Dataset items
##############################

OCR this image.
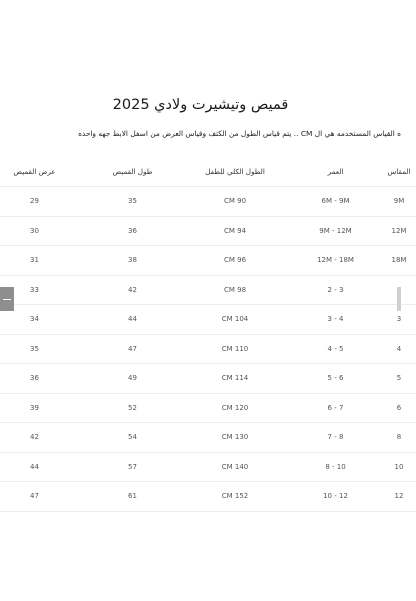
قميص وتيشيرت ولادي 2025

ه القياس المستخدمه هي ال CM .. يتم قياس الطول من الكتف وقياس العرض من اسفل الابط جهه واحده

المقاس
العمر
الطول الكلي للطفل
طول القميص
عرض القميص
9M
6M - 9M
CM 90
35
29
12M
9M - 12M
CM 94
36
30
18M
12M - 18M
CM 96
38
31
3 - 2
CM 98
42
33
3
4 - 3
CM 104
44
34
4
5 - 4
CM 110
47
35
5
6 - 5
CM 114
49
36
6
7 - 6
CM 120
52
39
8
8 - 7
CM 130
54
42
10
10 - 8
CM 140
57
44
12
12 - 10
CM 152
61
47
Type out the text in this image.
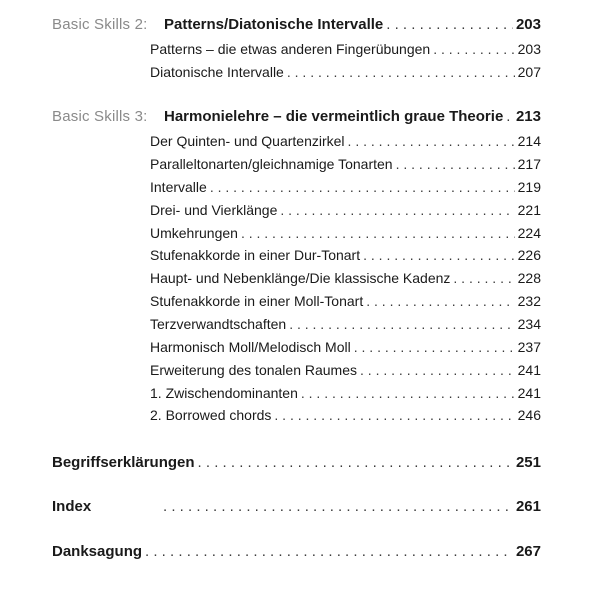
Basic Skills 2: Patterns/Diatonische Intervalle . . .	203
Patterns – die etwas anderen Fingerübungen . . .	203
Diatonische Intervalle . . .	207
Basic Skills 3: Harmonielehre – die vermeintlich graue Theorie . . . 213
Der Quinten- und Quartenzirkel . . .	214
Paralleltonarten/gleichnamige Tonarten . . .	217
Intervalle . . .	219
Drei- und Vierklänge . . .	221
Umkehrungen . . .	224
Stufenakkorde in einer Dur-Tonart . . .	226
Haupt- und Nebenklänge/Die klassische Kadenz . . .	228
Stufenakkorde in einer Moll-Tonart . . .	232
Terzverwandtschaften . . .	234
Harmonisch Moll/Melodisch Moll . . .	237
Erweiterung des tonalen Raumes . . .	241
1. Zwischendominanten . . .	241
2. Borrowed chords . . .	246
Begriffserklärungen . . .	251
Index . . .	261
Danksagung . . .	267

##############################

- Required task:
Only lines that contain the word "this" are wanted; copy each of them.

- Response to the task:
OCR this image.
Type out the text in this image.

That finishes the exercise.